Do this — Scan the records for the string "Instructions"; copy each line where it occurs.

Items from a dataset
>>>
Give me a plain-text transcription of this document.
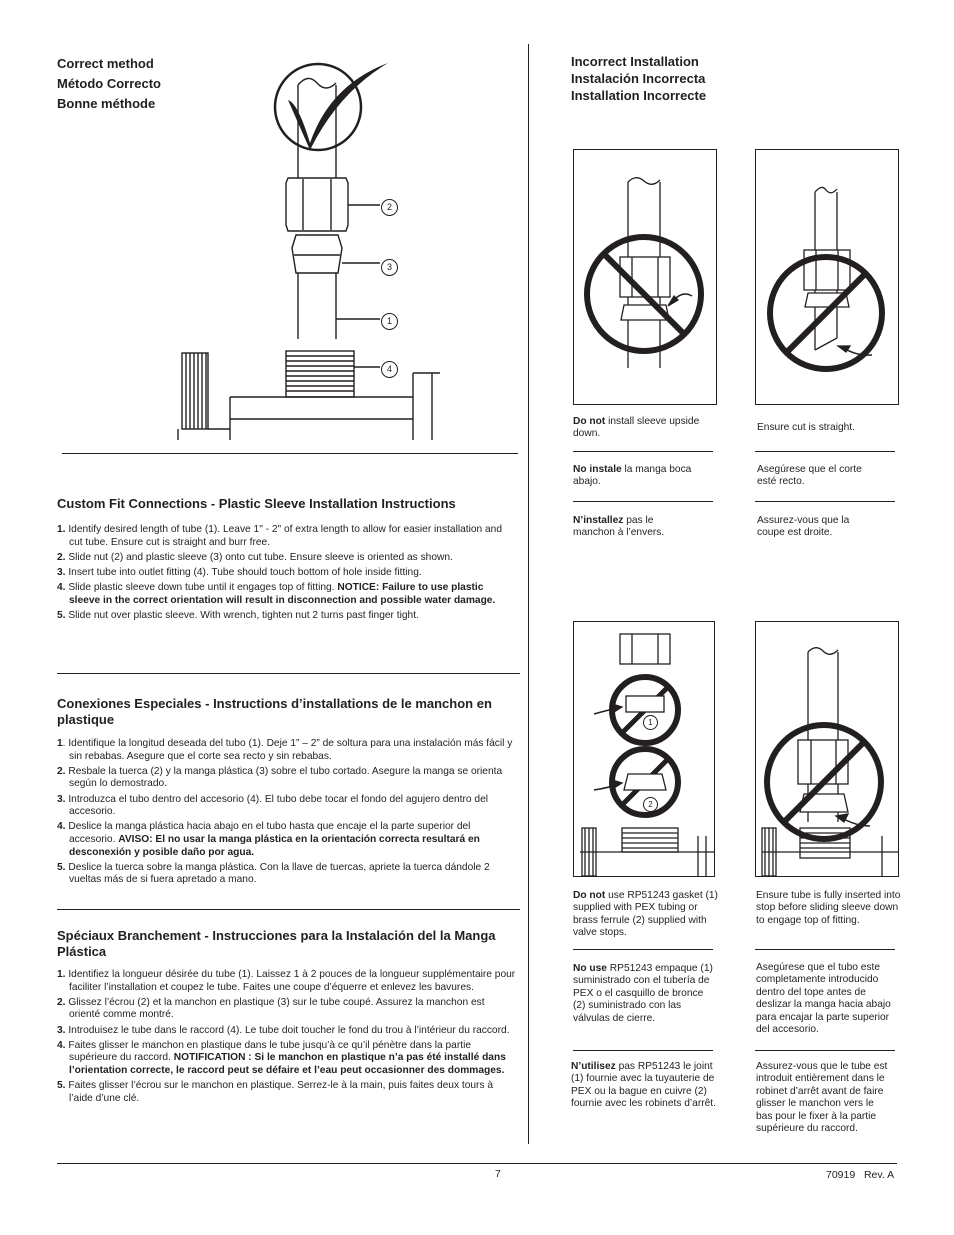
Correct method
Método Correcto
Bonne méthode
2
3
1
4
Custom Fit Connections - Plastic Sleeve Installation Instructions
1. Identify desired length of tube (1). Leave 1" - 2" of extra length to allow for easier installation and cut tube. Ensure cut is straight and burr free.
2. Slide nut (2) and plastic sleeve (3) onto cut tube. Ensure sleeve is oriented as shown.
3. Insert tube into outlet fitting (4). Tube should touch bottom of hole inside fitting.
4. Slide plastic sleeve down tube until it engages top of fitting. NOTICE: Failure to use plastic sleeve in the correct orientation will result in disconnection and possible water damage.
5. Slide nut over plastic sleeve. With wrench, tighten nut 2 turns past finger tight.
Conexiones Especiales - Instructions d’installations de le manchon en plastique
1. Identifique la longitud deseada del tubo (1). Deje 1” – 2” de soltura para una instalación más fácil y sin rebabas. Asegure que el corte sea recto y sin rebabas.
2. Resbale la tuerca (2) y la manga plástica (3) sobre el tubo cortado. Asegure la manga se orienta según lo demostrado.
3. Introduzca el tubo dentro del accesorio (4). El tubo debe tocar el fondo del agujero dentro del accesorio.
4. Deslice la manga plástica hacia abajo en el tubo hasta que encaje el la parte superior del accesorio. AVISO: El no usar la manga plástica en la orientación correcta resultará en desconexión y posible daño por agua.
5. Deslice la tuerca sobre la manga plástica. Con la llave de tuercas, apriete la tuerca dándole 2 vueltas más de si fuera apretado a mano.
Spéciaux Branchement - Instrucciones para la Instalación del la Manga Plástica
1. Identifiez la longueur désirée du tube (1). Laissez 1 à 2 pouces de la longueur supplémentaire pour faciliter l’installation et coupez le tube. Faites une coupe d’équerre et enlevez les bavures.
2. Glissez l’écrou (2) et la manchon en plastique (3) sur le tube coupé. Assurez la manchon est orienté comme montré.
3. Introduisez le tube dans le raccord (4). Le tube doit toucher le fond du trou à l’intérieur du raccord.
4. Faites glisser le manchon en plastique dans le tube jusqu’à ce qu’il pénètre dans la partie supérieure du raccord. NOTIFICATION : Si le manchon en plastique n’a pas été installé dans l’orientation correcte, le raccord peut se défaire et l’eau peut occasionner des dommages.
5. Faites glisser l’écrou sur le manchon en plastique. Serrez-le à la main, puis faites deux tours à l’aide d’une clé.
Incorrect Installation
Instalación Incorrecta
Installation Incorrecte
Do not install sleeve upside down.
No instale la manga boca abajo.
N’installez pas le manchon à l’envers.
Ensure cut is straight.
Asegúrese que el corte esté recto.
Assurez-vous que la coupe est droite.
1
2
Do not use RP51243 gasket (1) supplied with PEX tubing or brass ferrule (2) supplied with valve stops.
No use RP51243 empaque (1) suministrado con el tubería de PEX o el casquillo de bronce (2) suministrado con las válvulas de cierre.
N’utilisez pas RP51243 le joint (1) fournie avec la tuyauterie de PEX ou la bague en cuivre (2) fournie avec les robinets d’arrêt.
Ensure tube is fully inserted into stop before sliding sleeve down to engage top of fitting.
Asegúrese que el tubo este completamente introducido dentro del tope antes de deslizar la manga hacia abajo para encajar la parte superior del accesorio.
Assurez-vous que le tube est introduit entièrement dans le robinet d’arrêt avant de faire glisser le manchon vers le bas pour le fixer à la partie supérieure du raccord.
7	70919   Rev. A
<<<
>>>
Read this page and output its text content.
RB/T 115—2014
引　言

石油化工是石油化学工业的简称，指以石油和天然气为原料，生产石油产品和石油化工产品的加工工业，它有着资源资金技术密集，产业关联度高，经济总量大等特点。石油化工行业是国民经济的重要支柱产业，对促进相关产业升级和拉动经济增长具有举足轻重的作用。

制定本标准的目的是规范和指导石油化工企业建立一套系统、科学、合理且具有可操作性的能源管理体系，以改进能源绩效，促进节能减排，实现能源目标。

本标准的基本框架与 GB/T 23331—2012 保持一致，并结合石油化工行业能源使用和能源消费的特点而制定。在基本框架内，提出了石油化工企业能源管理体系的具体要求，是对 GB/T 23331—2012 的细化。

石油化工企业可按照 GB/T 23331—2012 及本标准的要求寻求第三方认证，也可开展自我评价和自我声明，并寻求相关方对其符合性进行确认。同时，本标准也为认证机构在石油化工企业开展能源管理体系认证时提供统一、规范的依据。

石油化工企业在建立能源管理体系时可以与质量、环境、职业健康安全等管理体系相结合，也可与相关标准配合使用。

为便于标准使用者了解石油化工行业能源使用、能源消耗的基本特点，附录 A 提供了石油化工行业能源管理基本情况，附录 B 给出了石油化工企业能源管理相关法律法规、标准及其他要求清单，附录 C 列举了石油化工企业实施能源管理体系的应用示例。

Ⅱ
<<<
Solution for this task —
Custom Fit Connections - Plastic Sleeve Installation Instructions
Conexiones Especiales - Instructions d’installations de le manchon en plastique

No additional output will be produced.